__Task to carry out__: Reproduce all of the data exactly.

__Records shown__:
□ □ □ □ □ □ □

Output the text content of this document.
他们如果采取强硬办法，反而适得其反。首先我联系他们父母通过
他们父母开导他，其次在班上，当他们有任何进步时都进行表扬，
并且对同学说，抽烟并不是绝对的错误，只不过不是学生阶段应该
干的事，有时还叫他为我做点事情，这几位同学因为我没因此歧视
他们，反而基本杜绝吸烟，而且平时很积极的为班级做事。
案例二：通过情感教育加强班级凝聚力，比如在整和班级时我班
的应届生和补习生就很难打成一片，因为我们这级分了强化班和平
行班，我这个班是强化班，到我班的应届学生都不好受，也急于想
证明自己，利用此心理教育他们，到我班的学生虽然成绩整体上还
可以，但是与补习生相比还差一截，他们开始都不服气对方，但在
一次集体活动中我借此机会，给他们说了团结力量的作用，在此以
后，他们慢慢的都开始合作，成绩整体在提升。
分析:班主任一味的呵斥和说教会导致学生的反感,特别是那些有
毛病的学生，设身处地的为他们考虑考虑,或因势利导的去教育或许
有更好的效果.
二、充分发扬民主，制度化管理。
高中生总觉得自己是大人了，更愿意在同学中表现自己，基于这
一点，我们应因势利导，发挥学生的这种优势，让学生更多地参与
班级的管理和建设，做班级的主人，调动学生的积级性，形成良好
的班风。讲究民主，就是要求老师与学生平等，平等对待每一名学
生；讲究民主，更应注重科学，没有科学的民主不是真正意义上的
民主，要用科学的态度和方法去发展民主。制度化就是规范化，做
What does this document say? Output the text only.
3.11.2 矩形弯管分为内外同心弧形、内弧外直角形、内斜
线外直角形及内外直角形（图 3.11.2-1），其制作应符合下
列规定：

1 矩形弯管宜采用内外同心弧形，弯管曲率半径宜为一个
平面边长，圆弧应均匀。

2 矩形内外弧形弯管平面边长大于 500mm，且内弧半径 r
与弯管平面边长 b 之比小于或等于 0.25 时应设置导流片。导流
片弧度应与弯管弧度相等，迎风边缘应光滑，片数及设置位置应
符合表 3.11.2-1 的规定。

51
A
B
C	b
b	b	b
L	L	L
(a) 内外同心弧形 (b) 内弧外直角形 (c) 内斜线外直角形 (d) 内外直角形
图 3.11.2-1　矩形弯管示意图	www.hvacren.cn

□ □ □ □ □ □ □

__Expected output__:
Output the text content of this document.
他们如果采取强硬办法，反而适得其反。首先我联系他们父母通过
他们父母开导他，其次在班上，当他们有任何进步时都进行表扬，
并且对同学说，抽烟并不是绝对的错误，只不过不是学生阶段应该
干的事，有时还叫他为我做点事情，这几位同学因为我没因此歧视
他们，反而基本杜绝吸烟，而且平时很积极的为班级做事。
案例二：通过情感教育加强班级凝聚力，比如在整和班级时我班
的应届生和补习生就很难打成一片，因为我们这级分了强化班和平
行班，我这个班是强化班，到我班的应届学生都不好受，也急于想
证明自己，利用此心理教育他们，到我班的学生虽然成绩整体上还
可以，但是与补习生相比还差一截，他们开始都不服气对方，但在
一次集体活动中我借此机会，给他们说了团结力量的作用，在此以
后，他们慢慢的都开始合作，成绩整体在提升。
分析:班主任一味的呵斥和说教会导致学生的反感,特别是那些有
毛病的学生，设身处地的为他们考虑考虑,或因势利导的去教育或许
有更好的效果.
二、充分发扬民主，制度化管理。
高中生总觉得自己是大人了，更愿意在同学中表现自己，基于这
一点，我们应因势利导，发挥学生的这种优势，让学生更多地参与
班级的管理和建设，做班级的主人，调动学生的积级性，形成良好
的班风。讲究民主，就是要求老师与学生平等，平等对待每一名学
生；讲究民主，更应注重科学，没有科学的民主不是真正意义上的
民主，要用科学的态度和方法去发展民主。制度化就是规范化，做
What does this document say? Output the text only.
3.11.2 矩形弯管分为内外同心弧形、内弧外直角形、内斜
线外直角形及内外直角形（图 3.11.2-1），其制作应符合下
列规定：

1 矩形弯管宜采用内外同心弧形，弯管曲率半径宜为一个
平面边长，圆弧应均匀。

2 矩形内外弧形弯管平面边长大于 500mm，且内弧半径 r
与弯管平面边长 b 之比小于或等于 0.25 时应设置导流片。导流
片弧度应与弯管弧度相等，迎风边缘应光滑，片数及设置位置应
符合表 3.11.2-1 的规定。

51
A
B
C	b
b	b	b
L	L	L
(a) 内外同心弧形 (b) 内弧外直角形 (c) 内斜线外直角形 (d) 内外直角形
图 3.11.2-1　矩形弯管示意图	www.hvacren.cn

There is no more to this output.